▶ **Exercise**: Rewrite the material from its first line through the line containing "x-tick-label: 2023Q4 (437, 380, 497, 461)", putting "column" in place of "bar" and keeping everything else the same.

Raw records
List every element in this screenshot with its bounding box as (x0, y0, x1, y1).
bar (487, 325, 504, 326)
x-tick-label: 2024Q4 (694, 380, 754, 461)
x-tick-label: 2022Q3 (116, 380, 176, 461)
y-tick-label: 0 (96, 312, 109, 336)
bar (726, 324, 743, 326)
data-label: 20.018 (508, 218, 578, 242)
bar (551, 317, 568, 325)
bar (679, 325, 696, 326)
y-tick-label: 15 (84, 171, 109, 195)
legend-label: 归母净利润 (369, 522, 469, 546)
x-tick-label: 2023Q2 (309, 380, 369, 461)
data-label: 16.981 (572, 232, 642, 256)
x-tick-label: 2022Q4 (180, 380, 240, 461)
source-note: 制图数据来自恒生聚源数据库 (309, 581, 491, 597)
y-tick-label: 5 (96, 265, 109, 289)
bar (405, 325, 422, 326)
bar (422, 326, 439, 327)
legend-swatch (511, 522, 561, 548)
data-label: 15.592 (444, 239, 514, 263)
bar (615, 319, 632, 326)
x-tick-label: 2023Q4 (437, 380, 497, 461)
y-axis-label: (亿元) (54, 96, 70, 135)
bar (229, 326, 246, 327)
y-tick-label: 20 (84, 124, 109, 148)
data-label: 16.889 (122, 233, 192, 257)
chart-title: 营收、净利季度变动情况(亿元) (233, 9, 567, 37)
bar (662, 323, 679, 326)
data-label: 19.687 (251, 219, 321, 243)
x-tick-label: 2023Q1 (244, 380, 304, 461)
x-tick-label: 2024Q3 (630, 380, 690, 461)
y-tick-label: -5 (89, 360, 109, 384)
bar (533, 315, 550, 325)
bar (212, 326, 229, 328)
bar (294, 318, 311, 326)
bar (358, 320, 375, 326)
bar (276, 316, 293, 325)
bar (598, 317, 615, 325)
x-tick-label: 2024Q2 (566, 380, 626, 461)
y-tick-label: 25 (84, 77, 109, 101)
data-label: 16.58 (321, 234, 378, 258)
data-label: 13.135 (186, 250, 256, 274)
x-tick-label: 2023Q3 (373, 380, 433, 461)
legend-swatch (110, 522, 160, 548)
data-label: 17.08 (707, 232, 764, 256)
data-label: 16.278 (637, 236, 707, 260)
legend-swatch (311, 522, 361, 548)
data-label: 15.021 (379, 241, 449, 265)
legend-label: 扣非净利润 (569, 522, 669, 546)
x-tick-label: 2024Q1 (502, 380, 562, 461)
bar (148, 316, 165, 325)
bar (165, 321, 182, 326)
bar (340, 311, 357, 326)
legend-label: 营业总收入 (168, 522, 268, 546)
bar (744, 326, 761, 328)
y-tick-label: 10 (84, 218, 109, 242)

▶ **Final result**:
List every element in this screenshot with its bounding box as (x0, y0, x1, y1).
column (487, 325, 504, 326)
x-tick-label: 2024Q4 (694, 380, 754, 461)
x-tick-label: 2022Q3 (116, 380, 176, 461)
y-tick-label: 0 (96, 312, 109, 336)
column (726, 324, 743, 326)
data-label: 20.018 (508, 218, 578, 242)
column (551, 317, 568, 325)
column (679, 325, 696, 326)
y-tick-label: 15 (84, 171, 109, 195)
legend-label: 归母净利润 (369, 522, 469, 546)
x-tick-label: 2023Q2 (309, 380, 369, 461)
data-label: 16.981 (572, 232, 642, 256)
x-tick-label: 2022Q4 (180, 380, 240, 461)
source-note: 制图数据来自恒生聚源数据库 (309, 581, 491, 597)
y-tick-label: 5 (96, 265, 109, 289)
column (405, 325, 422, 326)
column (422, 326, 439, 327)
legend-swatch (511, 522, 561, 548)
data-label: 15.592 (444, 239, 514, 263)
column (615, 319, 632, 326)
x-tick-label: 2023Q4 (437, 380, 497, 461)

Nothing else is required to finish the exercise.